◆ Activity list
1. Copy out the part of the rasterization discussion between "If we thought" and "is doing nothing.", inclusive.
2. Extend the discussion of chip space for rasterization from its final sentence onward.

◆ Extract to read
==================================================

The idea here is that chip designers want to be conservative, because if they are conservative and wrong, they misuse ~1% of the chip (in this example). IF they're conservative and devote more chip space to rasterization than is needed, they have only wasted that extra chip space devoted to rasterization. However, if they are not conservative and wrong, then they have wasted a much bigger portion of the chip because the rasterization portion serves as a bottleneck (leaving everything else not fully utilized). It's a smarter bet to be conservative.

markwongsk

Is there a concrete calculation as to how 99% -> 80%?

edwardzh

I'm not sure how to get 80% either.

If we thought we needed 1% of the chip for rasterization, and we called that 100% efficiency, then if we end up wanting 1.2x that amount, it seems we have 20% more rasterization workload than expected. Then the rasterization step is taking 1.2x as long. If we assume the rasterization step is always the bottleneck, then 0.2/1.2 of the time the rest of the chip is doing nothing.

==================================================

◆ Data shown
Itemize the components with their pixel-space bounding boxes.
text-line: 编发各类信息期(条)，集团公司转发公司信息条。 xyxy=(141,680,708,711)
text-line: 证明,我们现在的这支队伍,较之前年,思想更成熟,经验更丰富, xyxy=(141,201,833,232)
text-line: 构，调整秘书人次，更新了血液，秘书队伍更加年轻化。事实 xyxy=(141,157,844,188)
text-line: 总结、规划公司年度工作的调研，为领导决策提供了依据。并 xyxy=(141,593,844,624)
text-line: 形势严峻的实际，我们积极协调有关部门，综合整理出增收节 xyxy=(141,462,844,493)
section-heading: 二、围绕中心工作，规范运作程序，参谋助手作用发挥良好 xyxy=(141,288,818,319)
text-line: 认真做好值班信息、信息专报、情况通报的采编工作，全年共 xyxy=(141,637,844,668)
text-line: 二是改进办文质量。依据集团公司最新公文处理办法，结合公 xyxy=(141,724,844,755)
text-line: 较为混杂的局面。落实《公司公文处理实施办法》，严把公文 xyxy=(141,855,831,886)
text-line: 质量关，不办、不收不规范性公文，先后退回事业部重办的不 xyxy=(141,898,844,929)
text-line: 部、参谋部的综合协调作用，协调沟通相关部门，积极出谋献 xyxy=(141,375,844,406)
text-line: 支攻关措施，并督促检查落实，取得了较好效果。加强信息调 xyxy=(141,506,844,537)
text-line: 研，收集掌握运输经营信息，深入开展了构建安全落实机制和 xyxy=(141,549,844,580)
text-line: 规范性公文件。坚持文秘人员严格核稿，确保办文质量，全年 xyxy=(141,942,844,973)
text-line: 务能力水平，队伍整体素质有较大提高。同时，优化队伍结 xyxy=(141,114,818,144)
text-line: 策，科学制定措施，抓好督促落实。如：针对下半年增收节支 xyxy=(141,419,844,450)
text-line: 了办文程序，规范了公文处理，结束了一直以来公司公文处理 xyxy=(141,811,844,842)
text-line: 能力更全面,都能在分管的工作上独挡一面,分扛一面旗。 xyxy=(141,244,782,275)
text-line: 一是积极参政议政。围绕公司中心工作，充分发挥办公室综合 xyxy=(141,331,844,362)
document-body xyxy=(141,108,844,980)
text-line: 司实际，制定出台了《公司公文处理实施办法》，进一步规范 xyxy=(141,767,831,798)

==================================================

◆ Activity answers
1.
If we thought we needed 1% of the chip for rasterization, and we called that 100% efficiency, then if we end up wanting 1.2x that amount, it seems we have 20% more rasterization workload than expected. Then the rasterization step is taking 1.2x as long. If we assume the rasterization step is always the bottleneck, then 0.2/1.2 of the time the rest of the chip is doing nothing.

2.
Then the efficiency of the rest of the chip is (working time)/(total time) = 1/1.2 = 83.33%.

tpassaro

Disregarding the efficiency computation, I've read of large core chips which know the utilization of cores, and will power down cores which are not needed. This seems like a load balancer, in essence, and I wonder if this could be put to use in GPUs, where there are definitely a large number of cores, all of which may not be doing any work at all.

Further, to help GPU utilization, new NVIDIA GPUs have the ability to run more than a single kernel at once. This might be able to utilize more of the GPU since one kernel does not lock the device from being used.